- Directions for this task
Select every line holding the word "Romance" and copy it.

- Working data
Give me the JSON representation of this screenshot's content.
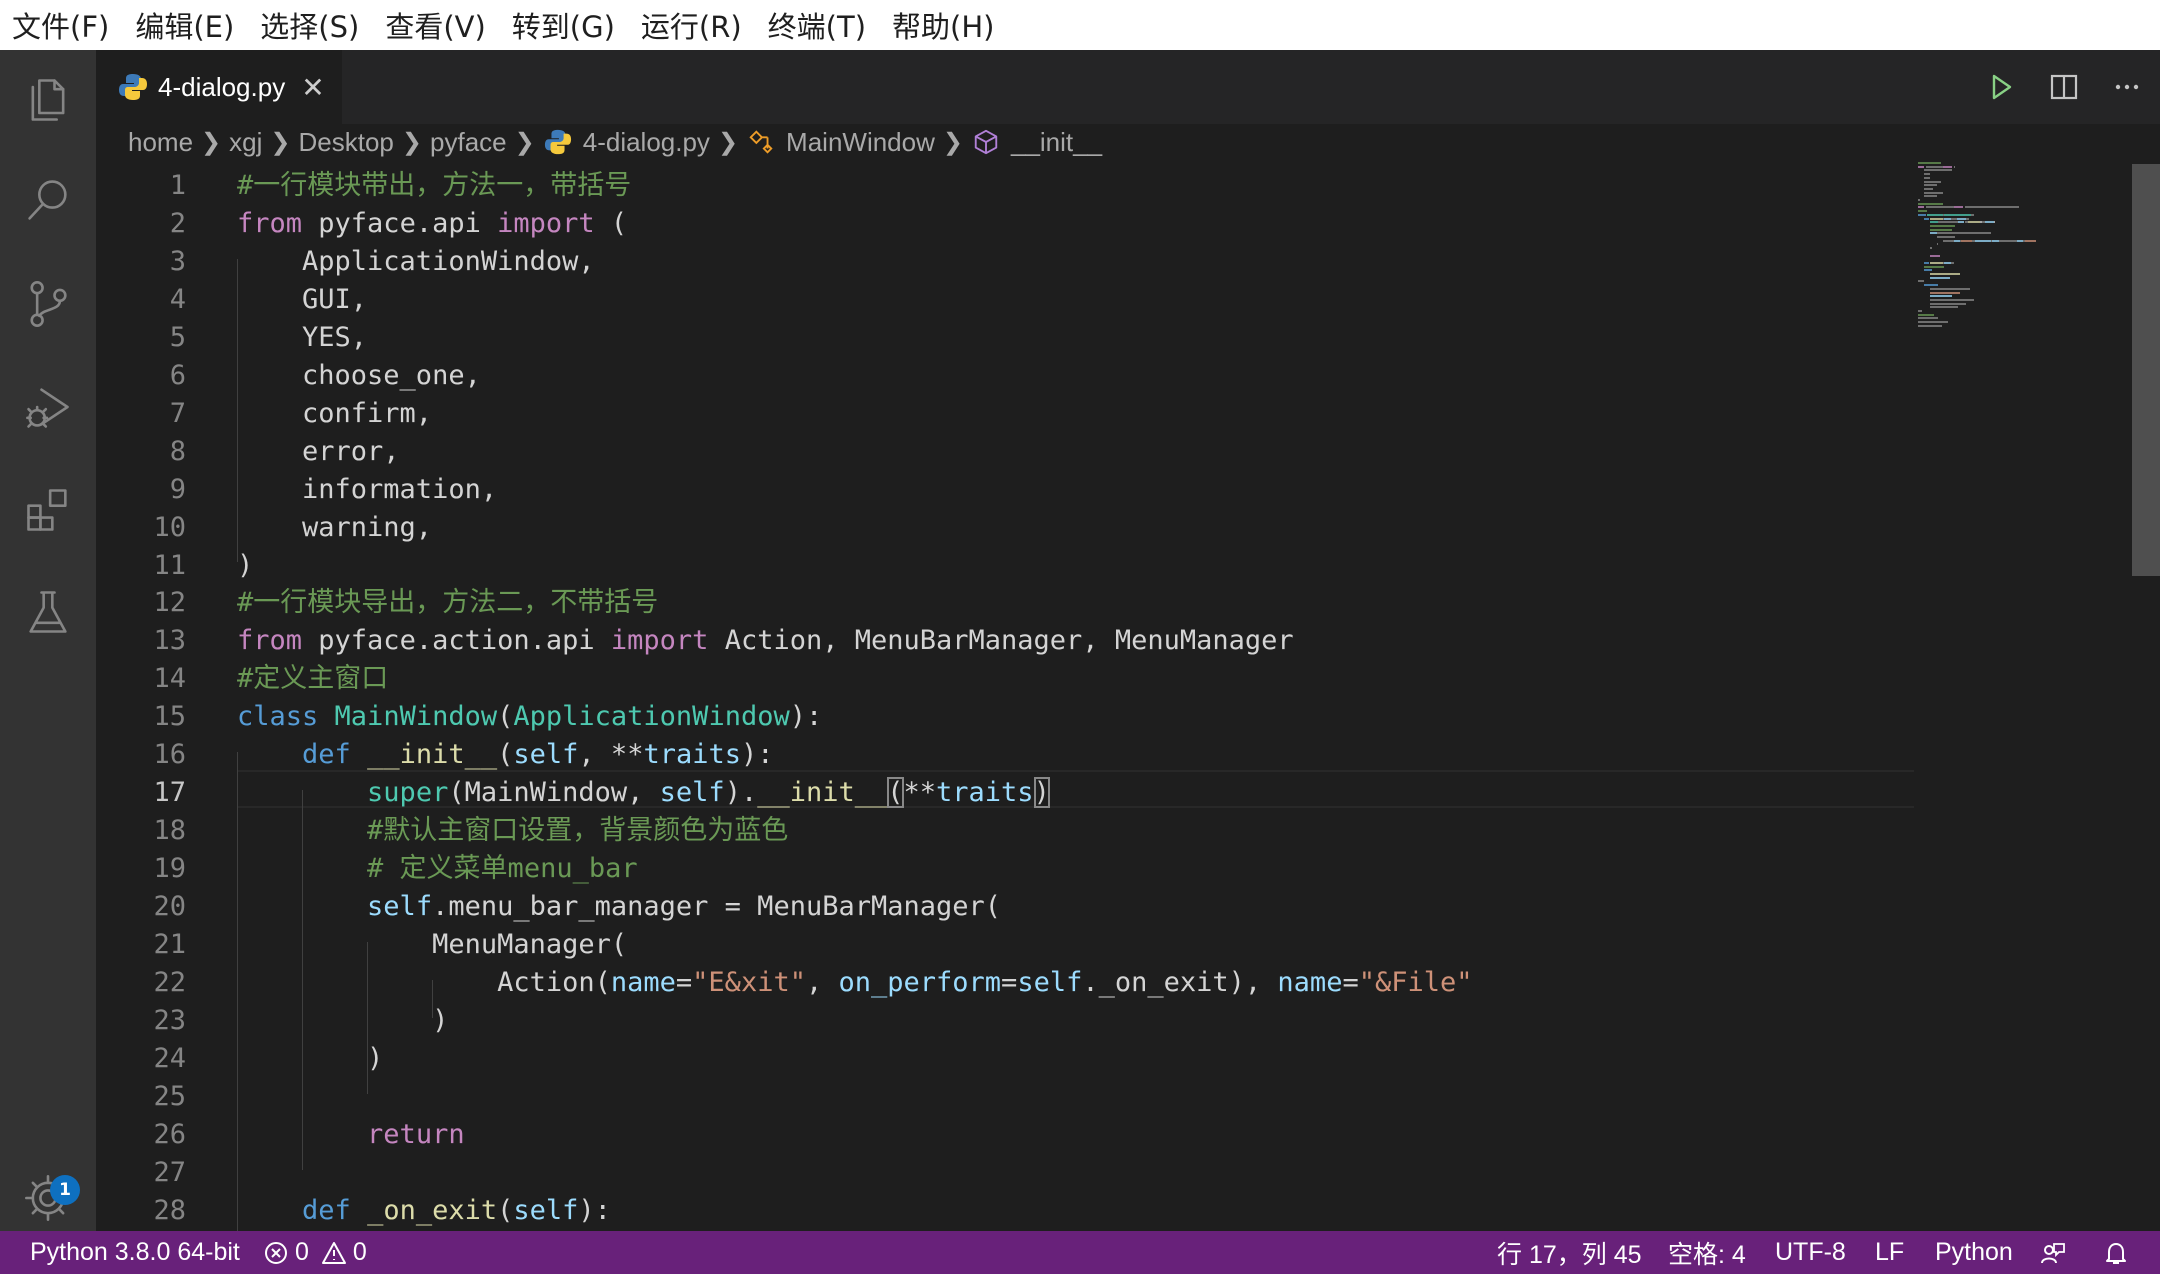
{
  "menu": [
    "文件(F)",
    "编辑(E)",
    "选择(S)",
    "查看(V)",
    "转到(G)",
    "运行(R)",
    "终端(T)",
    "帮助(H)"
  ],
  "activity_bar": {
    "icons": [
      "files-icon",
      "search-icon",
      "source-control-icon",
      "run-debug-icon",
      "extensions-icon",
      "testing-icon"
    ],
    "settings_badge": "1"
  },
  "tab": {
    "label": "4-dialog.py",
    "close": "✕"
  },
  "editor_actions": [
    "run-icon",
    "split-editor-icon",
    "more-icon"
  ],
  "breadcrumb": [
    "home",
    "xgj",
    "Desktop",
    "pyface",
    "4-dialog.py",
    "MainWindow",
    "__init__"
  ],
  "code": {
    "current_line": 17,
    "lines": [
      {
        "n": "1",
        "tokens": [
          [
            "cm",
            "#一行模块带出，方法一，带括号"
          ]
        ]
      },
      {
        "n": "2",
        "tokens": [
          [
            "kw",
            "from"
          ],
          [
            "",
            " pyface.api "
          ],
          [
            "kw",
            "import"
          ],
          [
            "",
            " ("
          ]
        ]
      },
      {
        "n": "3",
        "tokens": [
          [
            "",
            "    ApplicationWindow,"
          ]
        ]
      },
      {
        "n": "4",
        "tokens": [
          [
            "",
            "    GUI,"
          ]
        ]
      },
      {
        "n": "5",
        "tokens": [
          [
            "",
            "    YES,"
          ]
        ]
      },
      {
        "n": "6",
        "tokens": [
          [
            "",
            "    choose_one,"
          ]
        ]
      },
      {
        "n": "7",
        "tokens": [
          [
            "",
            "    confirm,"
          ]
        ]
      },
      {
        "n": "8",
        "tokens": [
          [
            "",
            "    error,"
          ]
        ]
      },
      {
        "n": "9",
        "tokens": [
          [
            "",
            "    information,"
          ]
        ]
      },
      {
        "n": "10",
        "tokens": [
          [
            "",
            "    warning,"
          ]
        ]
      },
      {
        "n": "11",
        "tokens": [
          [
            "",
            ")"
          ]
        ]
      },
      {
        "n": "12",
        "tokens": [
          [
            "cm",
            "#一行模块导出，方法二，不带括号"
          ]
        ]
      },
      {
        "n": "13",
        "tokens": [
          [
            "kw",
            "from"
          ],
          [
            "",
            " pyface.action.api "
          ],
          [
            "kw",
            "import"
          ],
          [
            "",
            " Action, MenuBarManager, MenuManager"
          ]
        ]
      },
      {
        "n": "14",
        "tokens": [
          [
            "cm",
            "#定义主窗口"
          ]
        ]
      },
      {
        "n": "15",
        "tokens": [
          [
            "kwb",
            "class"
          ],
          [
            "",
            " "
          ],
          [
            "cls",
            "MainWindow"
          ],
          [
            "",
            "("
          ],
          [
            "cls",
            "ApplicationWindow"
          ],
          [
            "",
            "):"
          ]
        ]
      },
      {
        "n": "16",
        "tokens": [
          [
            "",
            "    "
          ],
          [
            "kwb",
            "def"
          ],
          [
            "",
            " "
          ],
          [
            "fn",
            "__init__"
          ],
          [
            "",
            "("
          ],
          [
            "par",
            "self"
          ],
          [
            "",
            ", **"
          ],
          [
            "par",
            "traits"
          ],
          [
            "",
            "):"
          ]
        ]
      },
      {
        "n": "17",
        "tokens": [
          [
            "",
            "        "
          ],
          [
            "cls",
            "super"
          ],
          [
            "",
            "(MainWindow, "
          ],
          [
            "par",
            "self"
          ],
          [
            "",
            ")."
          ],
          [
            "fn",
            "__init__"
          ],
          [
            "br",
            "("
          ],
          [
            "",
            "**"
          ],
          [
            "par",
            "traits"
          ],
          [
            "br",
            ")"
          ]
        ]
      },
      {
        "n": "18",
        "tokens": [
          [
            "",
            "        "
          ],
          [
            "cm",
            "#默认主窗口设置，背景颜色为蓝色"
          ]
        ]
      },
      {
        "n": "19",
        "tokens": [
          [
            "",
            "        "
          ],
          [
            "cm",
            "# 定义菜单menu_bar"
          ]
        ]
      },
      {
        "n": "20",
        "tokens": [
          [
            "",
            "        "
          ],
          [
            "par",
            "self"
          ],
          [
            "",
            ".menu_bar_manager = MenuBarManager("
          ]
        ]
      },
      {
        "n": "21",
        "tokens": [
          [
            "",
            "            MenuManager("
          ]
        ]
      },
      {
        "n": "22",
        "tokens": [
          [
            "",
            "                Action("
          ],
          [
            "par",
            "name"
          ],
          [
            "",
            "="
          ],
          [
            "str",
            "\"E&xit\""
          ],
          [
            "",
            ", "
          ],
          [
            "par",
            "on_perform"
          ],
          [
            "",
            "="
          ],
          [
            "par",
            "self"
          ],
          [
            "",
            "._on_exit), "
          ],
          [
            "par",
            "name"
          ],
          [
            "",
            "="
          ],
          [
            "str",
            "\"&File\""
          ]
        ]
      },
      {
        "n": "23",
        "tokens": [
          [
            "",
            "            )"
          ]
        ]
      },
      {
        "n": "24",
        "tokens": [
          [
            "",
            "        )"
          ]
        ]
      },
      {
        "n": "25",
        "tokens": [
          [
            "",
            ""
          ]
        ]
      },
      {
        "n": "26",
        "tokens": [
          [
            "",
            "        "
          ],
          [
            "kw",
            "return"
          ]
        ]
      },
      {
        "n": "27",
        "tokens": [
          [
            "",
            ""
          ]
        ]
      },
      {
        "n": "28",
        "tokens": [
          [
            "",
            "    "
          ],
          [
            "kwb",
            "def"
          ],
          [
            "",
            " "
          ],
          [
            "fn",
            "_on_exit"
          ],
          [
            "",
            "("
          ],
          [
            "par",
            "self"
          ],
          [
            "",
            "):"
          ]
        ]
      }
    ]
  },
  "status_bar": {
    "interpreter": "Python 3.8.0 64-bit",
    "errors": "0",
    "warnings": "0",
    "cursor": "行 17，列 45",
    "indent": "空格: 4",
    "encoding": "UTF-8",
    "eol": "LF",
    "language": "Python"
  },
  "colors": {
    "status_bar": "#68217a",
    "comment": "#6a9955",
    "keyword": "#c586c0",
    "keyword_blue": "#569cd6",
    "class": "#4ec9b0",
    "function": "#dcdcaa",
    "parameter": "#9cdcfe",
    "string": "#ce9178"
  }
}
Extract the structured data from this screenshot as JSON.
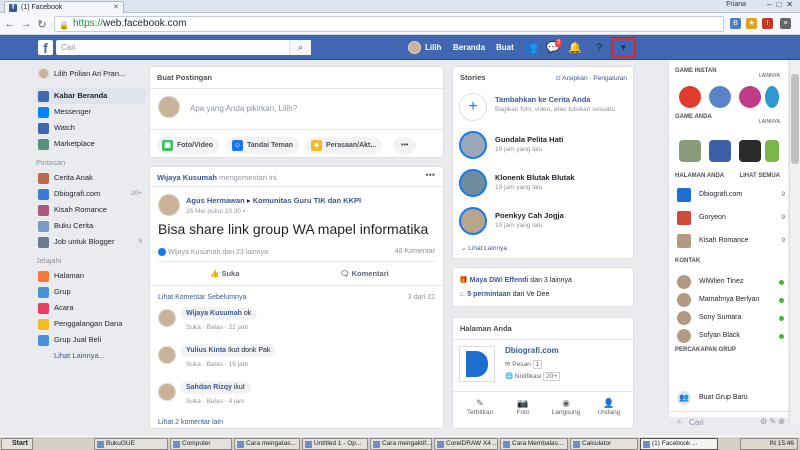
{
  "browser": {
    "tab_title": "(1) Facebook",
    "url_scheme": "https://",
    "url_host": "web.facebook.com",
    "profile_name": "Friana"
  },
  "topbar": {
    "search_placeholder": "Cari",
    "profile_name": "Lilih",
    "home_label": "Beranda",
    "create_label": "Buat",
    "messages_badge": "3"
  },
  "left_nav": {
    "profile": "Lilih Prilian Ari Pran...",
    "main": [
      {
        "label": "Kabar Beranda",
        "icon": "news-feed-icon",
        "color": "#4267b2",
        "selected": true
      },
      {
        "label": "Messenger",
        "icon": "messenger-icon",
        "color": "#0084ff"
      },
      {
        "label": "Watch",
        "icon": "watch-icon",
        "color": "#4267b2"
      },
      {
        "label": "Marketplace",
        "icon": "marketplace-icon",
        "color": "#5b8e7d"
      }
    ],
    "shortcuts_heading": "Pintasan",
    "shortcuts": [
      {
        "label": "Cerita Anak",
        "count": "",
        "color": "#b76b4a"
      },
      {
        "label": "Dbiografi.com",
        "count": "20+",
        "color": "#3b7bd5"
      },
      {
        "label": "Kisah Romance",
        "count": "",
        "color": "#a85b7a"
      },
      {
        "label": "Buku Cerita",
        "count": "",
        "color": "#7a9bc4"
      },
      {
        "label": "Job untuk Blogger",
        "count": "9",
        "color": "#6b7c8f"
      }
    ],
    "explore_heading": "Jelajahi",
    "explore": [
      {
        "label": "Halaman",
        "icon": "flag-icon",
        "color": "#f5793a"
      },
      {
        "label": "Grup",
        "icon": "group-icon",
        "color": "#4a90d9"
      },
      {
        "label": "Acara",
        "icon": "calendar-icon",
        "color": "#e4405f"
      },
      {
        "label": "Penggalangan Dana",
        "icon": "fundraiser-icon",
        "color": "#f7b928"
      },
      {
        "label": "Grup Jual Beli",
        "icon": "buy-sell-icon",
        "color": "#4a90d9"
      }
    ],
    "see_more": "Lihat Lainnya..."
  },
  "composer": {
    "heading": "Buat Postingan",
    "placeholder": "Apa yang Anda pikirkan, Lilih?",
    "actions": [
      "Foto/Video",
      "Tandai Teman",
      "Perasaan/Akt..."
    ],
    "more": "•••"
  },
  "post": {
    "sharer": "Wijaya Kusumah",
    "sharer_action": "mengomentari ini.",
    "author": "Agus Hermawan",
    "group": "Komunitas Guru TIK dan KKPI",
    "time": "26 Mei pukul 23.00",
    "text": "Bisa share link group WA mapel informatika",
    "reactions": "Wijaya Kusumah dan 23 lainnya",
    "comments_count": "48 Komentar",
    "like_label": "Suka",
    "comment_label": "Komentari",
    "prev_comments": "Lihat Komentar Sebelumnya",
    "prev_count": "3 dari 22",
    "comments": [
      {
        "name": "Wijaya Kusumah",
        "text": "ok",
        "meta": "Suka · Balas · 22 jam"
      },
      {
        "name": "Yulius Kinta",
        "text": "Ikut donk Pak",
        "meta": "Suka · Balas · 19 jam"
      },
      {
        "name": "Sahdan Rizqy",
        "text": "ikut",
        "meta": "Suka · Balas · 4 jam"
      }
    ],
    "more_replies": "Lihat 2 komentar lain"
  },
  "stories": {
    "heading": "Stories",
    "archive": "Arsipkan",
    "settings": "Pengaturan",
    "add_title": "Tambahkan ke Cerita Anda",
    "add_sub": "Bagikan foto, video, atau tuliskan sesuatu",
    "items": [
      {
        "name": "Gundala Pelita Hati",
        "time": "19 jam yang lalu"
      },
      {
        "name": "Klonenk Blutak Blutak",
        "time": "19 jam yang lalu"
      },
      {
        "name": "Poenkyy Cah Jogja",
        "time": "19 jam yang lalu"
      }
    ],
    "see_more": "Lihat Lainnya"
  },
  "birthdays": {
    "line1_name": "Maya DWi Effendi",
    "line1_rest": "dan 3 lainnya",
    "line2_bold": "5 permintaan",
    "line2_rest": "dari Ve Dee"
  },
  "your_pages": {
    "heading": "Halaman Anda",
    "page_name": "Dbiografi.com",
    "messages": "Pesan",
    "messages_count": "1",
    "notifications": "Notifikasi",
    "notifications_count": "20+",
    "actions": [
      "Terbitkan",
      "Foto",
      "Langsung",
      "Undang"
    ]
  },
  "right_rail": {
    "instant_games": "GAME INSTAN",
    "more": "LAINNYA",
    "your_games": "GAME ANDA",
    "pages_heading": "HALAMAN ANDA",
    "see_all": "LIHAT SEMUA",
    "pages": [
      {
        "name": "Dbiografi.com",
        "count": "9"
      },
      {
        "name": "Goryeon",
        "count": "9"
      },
      {
        "name": "Kisah Romance",
        "count": "9"
      }
    ],
    "contacts_heading": "KONTAK",
    "contacts": [
      "WiWlien Tinez",
      "Mamahnya Berlyan",
      "Sony Sumara",
      "Sofyan Black"
    ],
    "group_chat_heading": "PERCAKAPAN GRUP",
    "create_group": "Buat Grup Baru",
    "search_placeholder": "Cari"
  },
  "taskbar": {
    "start": "Start",
    "items": [
      "BukuGUE",
      "Computer",
      "Cara mengatas...",
      "Untitled 1 - Op...",
      "Cara mengaktif...",
      "CorelDRAW X4 ...",
      "Cara Membalas...",
      "Calculator",
      "(1) Facebook ..."
    ],
    "lang": "IN",
    "clock": "15:46"
  }
}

- Correct output
        "label": "Kisah Romance",
        "name": "Kisah Romance",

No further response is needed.